◆ Problem to solve
All of the data should be repeated exactly; pictures are not part of the copy.
Start of Data excerpts
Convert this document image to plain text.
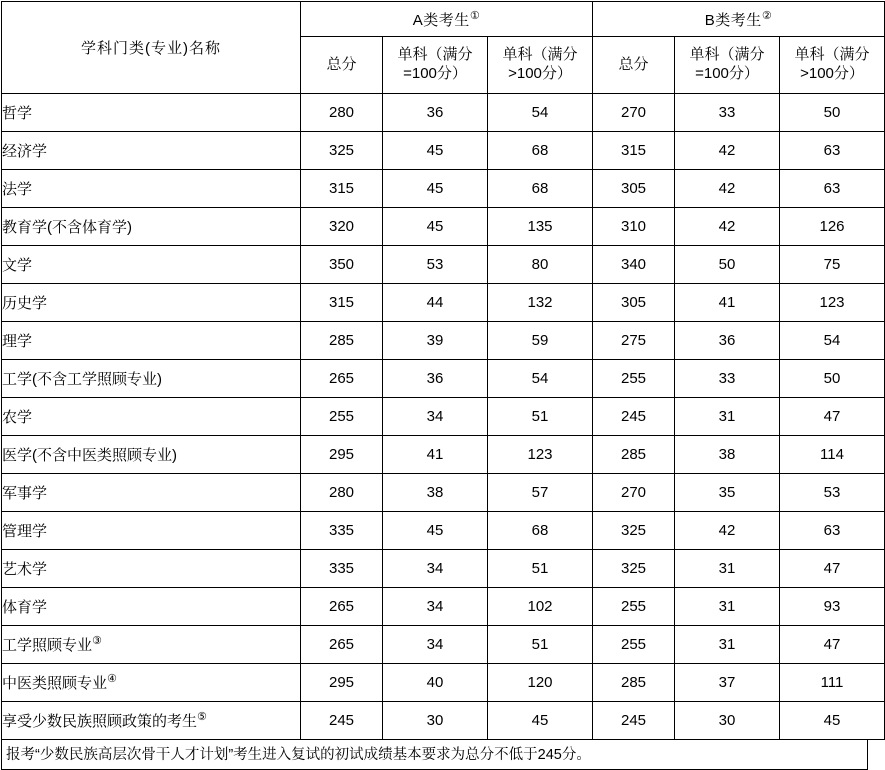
学科门类(专业)名称	A类考生①			B类考生②

	总分	单科（满分
=100分）	单科（满分
>100分）	总分	单科（满分
=100分）	单科（满分
>100分）

哲学	280	36	54	270	33	50
经济学	325	45	68	315	42	63
法学	315	45	68	305	42	63
教育学(不含体育学)	320	45	135	310	42	126
文学	350	53	80	340	50	75
历史学	315	44	132	305	41	123
理学	285	39	59	275	36	54
工学(不含工学照顾专业)	265	36	54	255	33	50
农学	255	34	51	245	31	47
医学(不含中医类照顾专业)	295	41	123	285	38	114
军事学	280	38	57	270	35	53
管理学	335	45	68	325	42	63
艺术学	335	34	51	325	31	47
体育学	265	34	102	255	31	93
工学照顾专业③	265	34	51	255	31	47
中医类照顾专业④	295	40	120	285	37	111
享受少数民族照顾政策的考生⑤	245	30	45	245	30	45
报考“少数民族高层次骨干人才计划”考生进入复试的初试成绩基本要求为总分不低于245分。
End of Data excerpts
◆ Correct answer
Convert this document image to plain text.
学科门类(专业)名称	A类考生①			B类考生②

	总分	单科（满分
=100分）	单科（满分
>100分）	总分	单科（满分
=100分）	单科（满分
>100分）

哲学	280	36	54	270	33	50
经济学	325	45	68	315	42	63
法学	315	45	68	305	42	63
教育学(不含体育学)	320	45	135	310	42	126
文学	350	53	80	340	50	75
历史学	315	44	132	305	41	123
理学	285	39	59	275	36	54
工学(不含工学照顾专业)	265	36	54	255	33	50
农学	255	34	51	245	31	47
医学(不含中医类照顾专业)	295	41	123	285	38	114
军事学	280	38	57	270	35	53
管理学	335	45	68	325	42	63
艺术学	335	34	51	325	31	47
体育学	265	34	102	255	31	93
工学照顾专业③	265	34	51	255	31	47
中医类照顾专业④	295	40	120	285	37	111
享受少数民族照顾政策的考生⑤	245	30	45	245	30	45
报考“少数民族高层次骨干人才计划”考生进入复试的初试成绩基本要求为总分不低于245分。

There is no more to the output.